--- GIVEN PROBLEM ---
Write the records below out again exactly as given, with no images.

--- GIVEN DATA ---
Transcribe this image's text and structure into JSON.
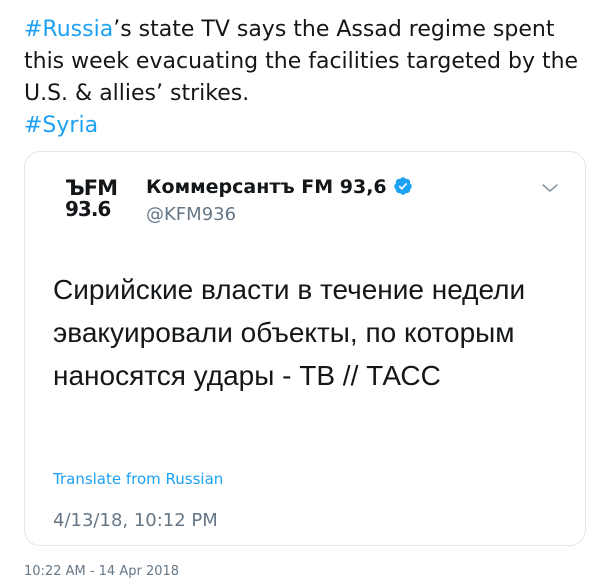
{
  "tweet": {
    "hashtag_1": "#Russia",
    "text_1": "’s state TV says the Assad regime spent this week evacuating the facilities targeted by the U.S. & allies’ strikes.",
    "hashtag_2": "#Syria",
    "timestamp": "10:22 AM - 14 Apr 2018"
  },
  "quoted_tweet": {
    "avatar_line1": "ЪFM",
    "avatar_line2": "93.6",
    "display_name": "Коммерсантъ FM 93,6",
    "handle": "@KFM936",
    "verified_icon": "verified-badge-icon",
    "menu_icon": "chevron-down-icon",
    "body": "Сирийские власти в течение недели эвакуировали объекты, по которым наносятся удары - ТВ // ТАСС",
    "translate_label": "Translate from Russian",
    "timestamp": "4/13/18, 10:12 PM"
  },
  "colors": {
    "link": "#1da1f2",
    "text": "#14171a",
    "secondary": "#657786",
    "border": "#e1e8ed"
  }
}
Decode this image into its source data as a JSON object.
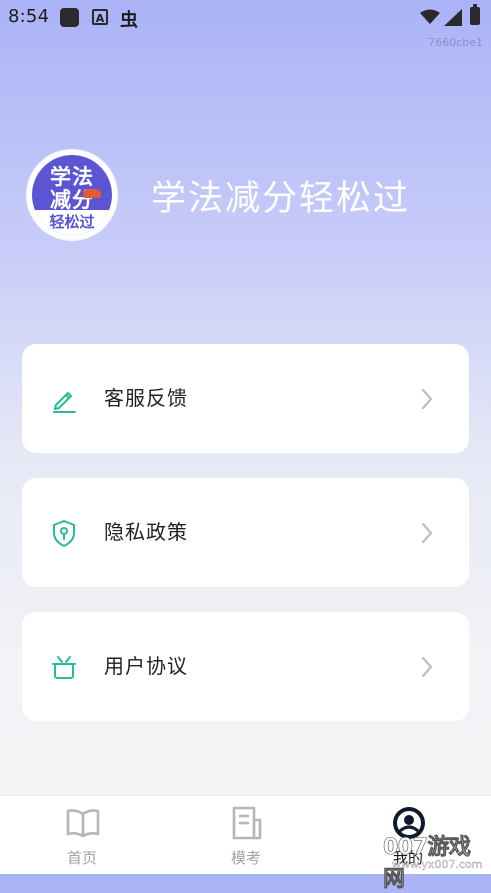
{
  "status_bar": {
    "time": "8:54",
    "icons": [
      "square-app-icon",
      "text-a-icon",
      "bug-icon",
      "wifi-icon",
      "signal-icon",
      "battery-icon"
    ],
    "bug_glyph": "虫"
  },
  "build_id": "7660cbe1",
  "profile": {
    "avatar_line1": "学法",
    "avatar_line2": "减分",
    "avatar_foot": "轻松过",
    "app_title": "学法减分轻松过"
  },
  "menu": {
    "items": [
      {
        "label": "客服反馈",
        "icon": "edit-pencil-icon"
      },
      {
        "label": "隐私政策",
        "icon": "shield-icon"
      },
      {
        "label": "用户协议",
        "icon": "gift-box-icon"
      }
    ]
  },
  "tabs": [
    {
      "label": "首页",
      "icon": "book-icon",
      "active": false
    },
    {
      "label": "模考",
      "icon": "document-icon",
      "active": false
    },
    {
      "label": "我的",
      "icon": "user-icon",
      "active": true
    }
  ],
  "watermark": {
    "main": "007游戏网",
    "sub": "www.yx007.com"
  },
  "colors": {
    "accent": "#2bb999",
    "avatar_purple": "#5b55d4",
    "gradient_top": "#aab3f7",
    "background": "#f4f4f6"
  }
}
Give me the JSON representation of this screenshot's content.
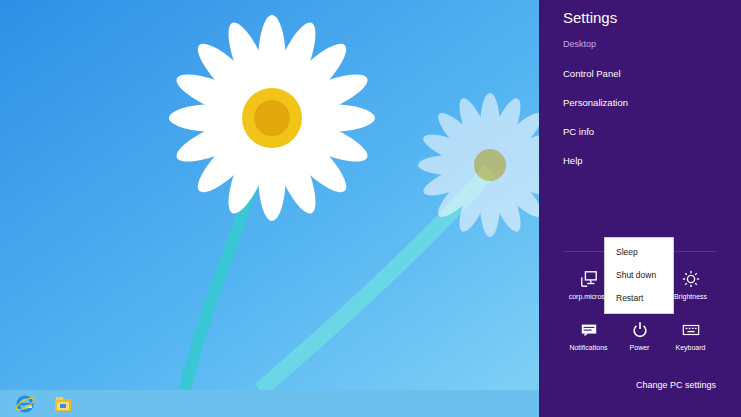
{
  "charm": {
    "title": "Settings",
    "app": "Desktop",
    "items": [
      {
        "label": "Control Panel"
      },
      {
        "label": "Personalization"
      },
      {
        "label": "PC info"
      },
      {
        "label": "Help"
      }
    ]
  },
  "quick_settings": [
    {
      "label": "corp.microsc",
      "kind": "network"
    },
    {
      "label": "Brightness",
      "kind": "brightness"
    },
    {
      "label": "Notifications",
      "kind": "notifications"
    },
    {
      "label": "Power",
      "kind": "power"
    },
    {
      "label": "Keyboard",
      "kind": "keyboard"
    }
  ],
  "power_menu": {
    "items": [
      {
        "label": "Sleep"
      },
      {
        "label": "Shut down"
      },
      {
        "label": "Restart"
      }
    ]
  },
  "footer": "Change PC settings",
  "taskbar": {
    "apps": [
      {
        "kind": "ie"
      },
      {
        "kind": "explorer"
      }
    ]
  }
}
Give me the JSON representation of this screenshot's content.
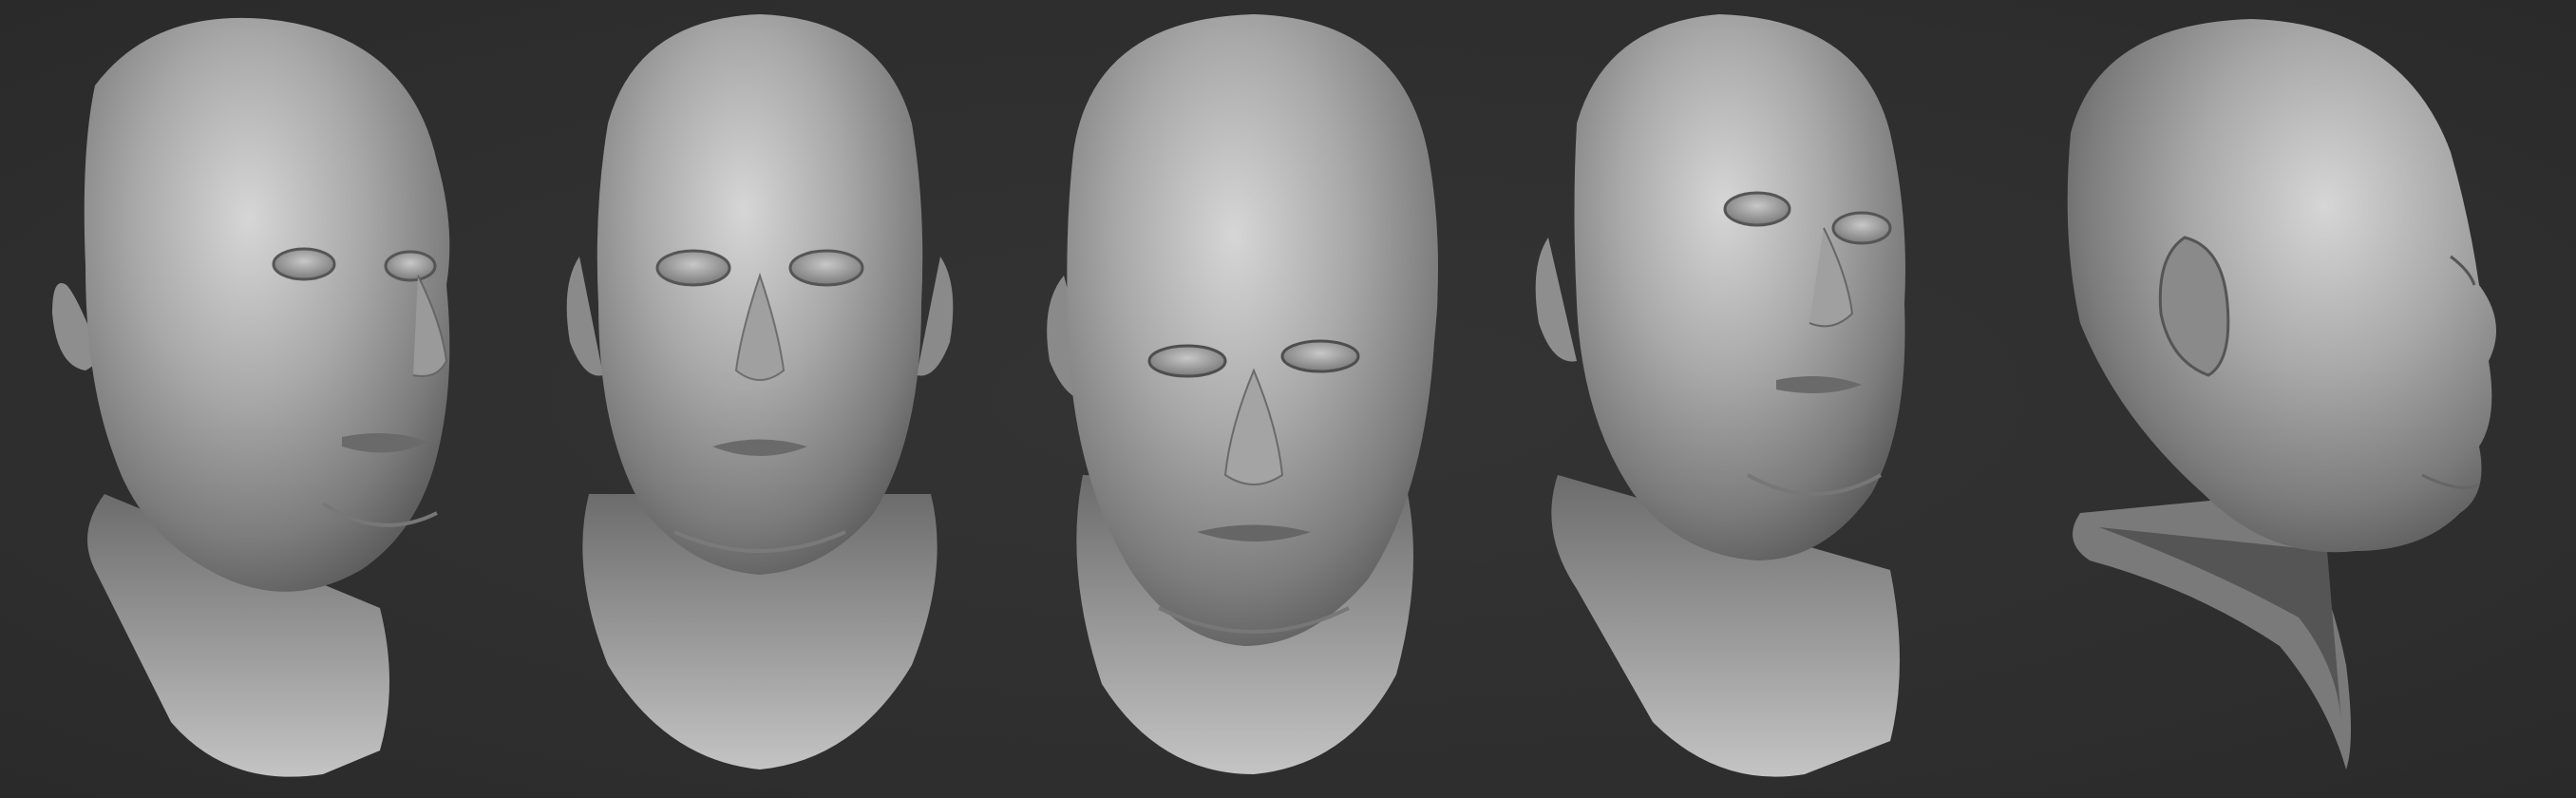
{
  "scene": {
    "background_color": "#2f2f2f",
    "material_color": "#a4a4a4",
    "highlight_color": "#d2d2d2",
    "shadow_color": "#4a4a4a",
    "views": [
      {
        "id": "three-quarter-right",
        "icon": "head-three-quarter-right"
      },
      {
        "id": "front",
        "icon": "head-front"
      },
      {
        "id": "front-low-angle",
        "icon": "head-front-tilted"
      },
      {
        "id": "three-quarter-right-alt",
        "icon": "head-three-quarter-right"
      },
      {
        "id": "profile-right",
        "icon": "head-profile-right"
      }
    ]
  }
}
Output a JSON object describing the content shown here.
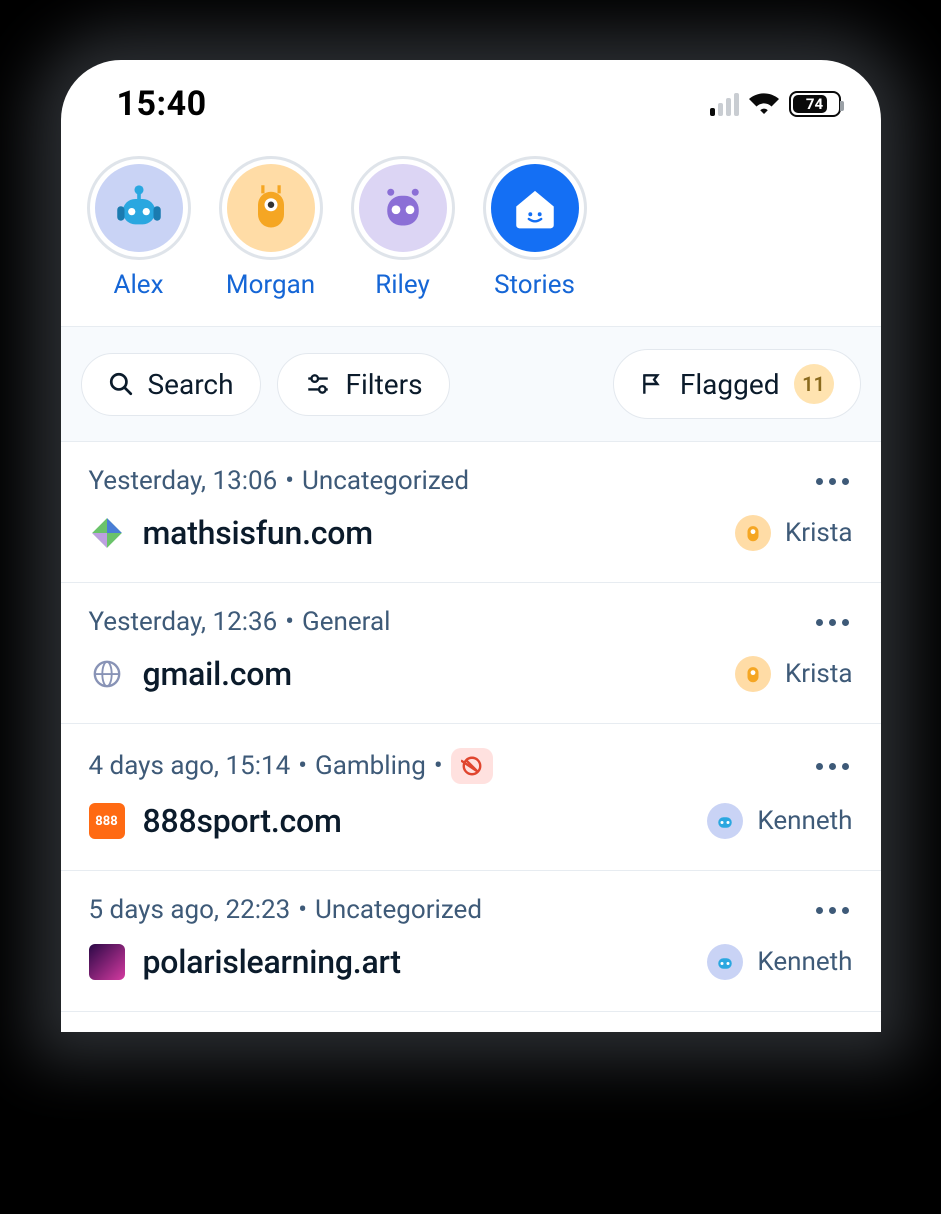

--- ANSWER TO THE EXERCISE ---
Transcribe this image's text and structure into JSON.
{
  "tweet": {
    "hashtag_1": "#Russia",
    "text_1": "’s state TV says the Assad regime spent this week evacuating the facilities targeted by the U.S. & allies’ strikes.",
    "hashtag_2": "#Syria",
    "timestamp": "10:22 AM - 14 Apr 2018"
  },
  "quoted_tweet": {
    "avatar_line1": "ЪFM",
    "avatar_line2": "93.6",
    "display_name": "Коммерсантъ FM 93,6",
    "handle": "@KFM936",
    "verified_icon": "verified-badge-icon",
    "menu_icon": "chevron-down-icon",
    "body": "Сирийские власти в течение недели эвакуировали объекты, по которым наносятся удары - ТВ // ТАСС",
    "translate_label": "Translate from Russian",
    "timestamp": "4/13/18, 10:12 PM"
  },
  "colors": {
    "link": "#1da1f2",
    "text": "#14171a",
    "secondary": "#657786",
    "border": "#e1e8ed"
  }
}
Decode this image into its source data as a JSON object.
{
  "status_bar": {
    "time": "8:54",
    "icons": [
      "square-app-icon",
      "text-a-icon",
      "bug-icon",
      "wifi-icon",
      "signal-icon",
      "battery-icon"
    ],
    "bug_glyph": "虫"
  },
  "build_id": "7660cbe1",
  "profile": {
    "avatar_line1": "学法",
    "avatar_line2": "减分",
    "avatar_foot": "轻松过",
    "app_title": "学法减分轻松过"
  },
  "menu": {
    "items": [
      {
        "label": "客服反馈",
        "icon": "edit-pencil-icon"
      },
      {
        "label": "隐私政策",
        "icon": "shield-icon"
      },
      {
        "label": "用户协议",
        "icon": "gift-box-icon"
      }
    ]
  },
  "tabs": [
    {
      "label": "首页",
      "icon": "book-icon",
      "active": false
    },
    {
      "label": "模考",
      "icon": "document-icon",
      "active": false
    },
    {
      "label": "我的",
      "icon": "user-icon",
      "active": true
    }
  ],
  "watermark": {
    "main": "007游戏网",
    "sub": "www.yx007.com"
  },
  "colors": {
    "accent": "#2bb999",
    "avatar_purple": "#5b55d4",
    "gradient_top": "#aab3f7",
    "background": "#f4f4f6"
  }
}
Give me the JSON representation of this screenshot's content.
{
  "charm": {
    "title": "Settings",
    "app": "Desktop",
    "items": [
      {
        "label": "Control Panel"
      },
      {
        "label": "Personalization"
      },
      {
        "label": "PC info"
      },
      {
        "label": "Help"
      }
    ]
  },
  "quick_settings": [
    {
      "label": "corp.microsc",
      "kind": "network"
    },
    {
      "label": "Brightness",
      "kind": "brightness"
    },
    {
      "label": "Notifications",
      "kind": "notifications"
    },
    {
      "label": "Power",
      "kind": "power"
    },
    {
      "label": "Keyboard",
      "kind": "keyboard"
    }
  ],
  "power_menu": {
    "items": [
      {
        "label": "Sleep"
      },
      {
        "label": "Shut down"
      },
      {
        "label": "Restart"
      }
    ]
  },
  "footer": "Change PC settings",
  "taskbar": {
    "apps": [
      {
        "kind": "ie"
      },
      {
        "kind": "explorer"
      }
    ]
  }
}
Give me the JSON representation of this screenshot's content.
{
  "scene": {
    "background_color": "#2f2f2f",
    "material_color": "#a4a4a4",
    "highlight_color": "#d2d2d2",
    "shadow_color": "#4a4a4a",
    "views": [
      {
        "id": "three-quarter-right",
        "icon": "head-three-quarter-right"
      },
      {
        "id": "front",
        "icon": "head-front"
      },
      {
        "id": "front-low-angle",
        "icon": "head-front-tilted"
      },
      {
        "id": "three-quarter-right-alt",
        "icon": "head-three-quarter-right"
      },
      {
        "id": "profile-right",
        "icon": "head-profile-right"
      }
    ]
  }
}
Output a JSON object describing the content shown here.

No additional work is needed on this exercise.